--- START DATA PROVIDED ---

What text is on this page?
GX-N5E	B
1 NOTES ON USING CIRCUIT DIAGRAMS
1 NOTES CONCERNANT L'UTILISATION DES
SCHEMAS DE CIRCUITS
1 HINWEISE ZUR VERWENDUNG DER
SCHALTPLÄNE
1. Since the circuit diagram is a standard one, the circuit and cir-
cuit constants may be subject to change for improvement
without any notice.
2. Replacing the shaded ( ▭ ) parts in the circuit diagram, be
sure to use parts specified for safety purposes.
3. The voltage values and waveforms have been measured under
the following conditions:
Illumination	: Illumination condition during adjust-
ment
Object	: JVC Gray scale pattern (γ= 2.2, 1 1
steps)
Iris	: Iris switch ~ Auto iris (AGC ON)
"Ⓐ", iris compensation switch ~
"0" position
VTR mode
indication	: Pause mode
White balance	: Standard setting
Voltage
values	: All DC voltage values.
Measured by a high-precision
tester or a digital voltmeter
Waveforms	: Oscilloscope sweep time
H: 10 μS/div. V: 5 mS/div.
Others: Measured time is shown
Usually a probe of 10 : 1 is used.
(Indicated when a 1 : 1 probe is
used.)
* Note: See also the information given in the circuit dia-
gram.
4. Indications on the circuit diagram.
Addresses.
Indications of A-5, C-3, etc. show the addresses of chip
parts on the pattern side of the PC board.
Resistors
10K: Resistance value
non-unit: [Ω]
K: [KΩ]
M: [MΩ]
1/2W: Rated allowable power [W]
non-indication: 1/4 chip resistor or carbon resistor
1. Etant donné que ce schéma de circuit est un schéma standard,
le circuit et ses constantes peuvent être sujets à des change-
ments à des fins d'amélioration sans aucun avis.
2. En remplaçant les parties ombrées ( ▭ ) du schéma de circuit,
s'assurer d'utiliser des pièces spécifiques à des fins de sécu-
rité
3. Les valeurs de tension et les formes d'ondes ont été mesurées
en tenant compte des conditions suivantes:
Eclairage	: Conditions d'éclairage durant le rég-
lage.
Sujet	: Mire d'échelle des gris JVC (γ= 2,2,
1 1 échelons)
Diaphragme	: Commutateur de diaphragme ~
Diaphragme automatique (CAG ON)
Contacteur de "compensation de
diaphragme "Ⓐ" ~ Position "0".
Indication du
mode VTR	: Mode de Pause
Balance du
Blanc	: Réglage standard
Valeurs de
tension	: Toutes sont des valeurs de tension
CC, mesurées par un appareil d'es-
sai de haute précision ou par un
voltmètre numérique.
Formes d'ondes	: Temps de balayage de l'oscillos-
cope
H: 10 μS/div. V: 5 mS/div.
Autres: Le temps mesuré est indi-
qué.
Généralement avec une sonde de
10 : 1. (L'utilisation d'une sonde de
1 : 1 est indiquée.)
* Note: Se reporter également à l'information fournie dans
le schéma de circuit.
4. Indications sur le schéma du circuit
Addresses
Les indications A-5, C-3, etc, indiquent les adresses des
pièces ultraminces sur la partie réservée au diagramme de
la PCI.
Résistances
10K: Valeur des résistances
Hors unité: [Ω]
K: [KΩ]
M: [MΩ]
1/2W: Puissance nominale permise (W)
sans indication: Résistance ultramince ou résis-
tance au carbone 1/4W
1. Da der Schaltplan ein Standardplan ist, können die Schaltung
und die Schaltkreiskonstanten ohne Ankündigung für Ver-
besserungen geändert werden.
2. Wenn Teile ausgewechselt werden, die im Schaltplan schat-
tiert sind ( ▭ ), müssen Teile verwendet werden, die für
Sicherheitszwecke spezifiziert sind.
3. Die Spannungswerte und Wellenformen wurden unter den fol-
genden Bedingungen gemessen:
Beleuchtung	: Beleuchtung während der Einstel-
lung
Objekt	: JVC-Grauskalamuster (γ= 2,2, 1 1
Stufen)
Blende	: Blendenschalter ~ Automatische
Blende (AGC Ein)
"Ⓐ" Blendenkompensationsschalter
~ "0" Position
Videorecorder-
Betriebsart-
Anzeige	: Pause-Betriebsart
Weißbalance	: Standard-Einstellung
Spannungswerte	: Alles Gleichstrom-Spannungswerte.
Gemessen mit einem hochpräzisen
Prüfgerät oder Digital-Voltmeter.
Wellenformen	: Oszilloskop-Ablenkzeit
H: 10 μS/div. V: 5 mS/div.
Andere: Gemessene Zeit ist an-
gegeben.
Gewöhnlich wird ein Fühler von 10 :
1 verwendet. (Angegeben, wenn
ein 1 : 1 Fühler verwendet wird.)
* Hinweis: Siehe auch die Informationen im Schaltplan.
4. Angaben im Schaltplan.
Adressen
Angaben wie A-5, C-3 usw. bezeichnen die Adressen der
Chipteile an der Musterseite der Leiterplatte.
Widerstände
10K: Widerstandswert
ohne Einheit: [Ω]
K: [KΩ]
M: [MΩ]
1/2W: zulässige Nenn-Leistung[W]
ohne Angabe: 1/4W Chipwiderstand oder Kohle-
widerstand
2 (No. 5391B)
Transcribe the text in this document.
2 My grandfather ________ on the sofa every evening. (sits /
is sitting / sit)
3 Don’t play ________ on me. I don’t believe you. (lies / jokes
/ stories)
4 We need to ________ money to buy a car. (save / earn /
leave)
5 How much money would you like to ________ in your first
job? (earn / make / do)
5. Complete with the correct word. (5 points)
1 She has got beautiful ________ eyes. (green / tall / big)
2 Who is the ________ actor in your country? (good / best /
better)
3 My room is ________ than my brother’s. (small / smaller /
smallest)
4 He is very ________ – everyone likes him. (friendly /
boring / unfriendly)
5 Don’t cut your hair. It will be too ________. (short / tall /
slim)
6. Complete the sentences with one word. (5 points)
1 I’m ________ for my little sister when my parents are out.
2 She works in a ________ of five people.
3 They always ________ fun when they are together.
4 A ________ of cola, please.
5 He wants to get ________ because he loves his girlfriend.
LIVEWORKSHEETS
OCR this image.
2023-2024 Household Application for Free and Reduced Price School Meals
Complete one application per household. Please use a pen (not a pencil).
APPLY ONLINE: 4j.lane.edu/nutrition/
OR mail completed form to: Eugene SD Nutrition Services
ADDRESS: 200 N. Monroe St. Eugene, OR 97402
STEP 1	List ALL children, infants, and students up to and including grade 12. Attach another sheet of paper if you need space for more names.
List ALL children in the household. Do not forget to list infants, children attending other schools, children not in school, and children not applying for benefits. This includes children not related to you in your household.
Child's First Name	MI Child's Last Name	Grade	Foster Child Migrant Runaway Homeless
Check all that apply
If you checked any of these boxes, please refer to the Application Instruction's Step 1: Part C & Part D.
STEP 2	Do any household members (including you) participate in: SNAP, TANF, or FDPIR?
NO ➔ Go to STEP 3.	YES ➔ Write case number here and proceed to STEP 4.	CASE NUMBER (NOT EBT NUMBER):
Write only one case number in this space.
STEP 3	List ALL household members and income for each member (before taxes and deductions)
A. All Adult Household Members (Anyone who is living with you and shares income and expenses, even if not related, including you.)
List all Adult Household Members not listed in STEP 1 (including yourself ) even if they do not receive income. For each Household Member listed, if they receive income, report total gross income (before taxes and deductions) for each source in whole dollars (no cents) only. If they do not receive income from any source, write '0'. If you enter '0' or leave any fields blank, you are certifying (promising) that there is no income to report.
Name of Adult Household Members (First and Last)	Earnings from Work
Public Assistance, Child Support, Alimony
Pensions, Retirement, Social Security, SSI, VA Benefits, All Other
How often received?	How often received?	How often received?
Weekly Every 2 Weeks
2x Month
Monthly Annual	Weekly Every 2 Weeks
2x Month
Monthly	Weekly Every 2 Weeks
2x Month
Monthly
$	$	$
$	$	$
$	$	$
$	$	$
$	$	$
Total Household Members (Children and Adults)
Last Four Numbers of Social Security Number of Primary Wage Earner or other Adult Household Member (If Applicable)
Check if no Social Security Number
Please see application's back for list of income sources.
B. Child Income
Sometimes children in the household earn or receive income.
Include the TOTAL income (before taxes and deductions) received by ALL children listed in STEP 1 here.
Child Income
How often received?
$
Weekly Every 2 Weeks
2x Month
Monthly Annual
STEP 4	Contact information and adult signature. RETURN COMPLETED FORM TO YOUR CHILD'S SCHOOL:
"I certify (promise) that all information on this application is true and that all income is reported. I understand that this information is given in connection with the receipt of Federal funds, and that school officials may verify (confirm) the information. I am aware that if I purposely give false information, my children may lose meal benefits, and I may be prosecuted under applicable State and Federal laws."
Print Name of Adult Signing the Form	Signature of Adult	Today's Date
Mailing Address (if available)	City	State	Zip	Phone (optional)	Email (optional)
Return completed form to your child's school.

--- END DATA PROVIDED ---

DIRECTION ▸
Copy each line that contains the word "Eugene".

SOLUTION FOR THIS TASK ▸
OR mail completed form to: Eugene SD Nutrition Services
ADDRESS: 200 N. Monroe St. Eugene, OR 97402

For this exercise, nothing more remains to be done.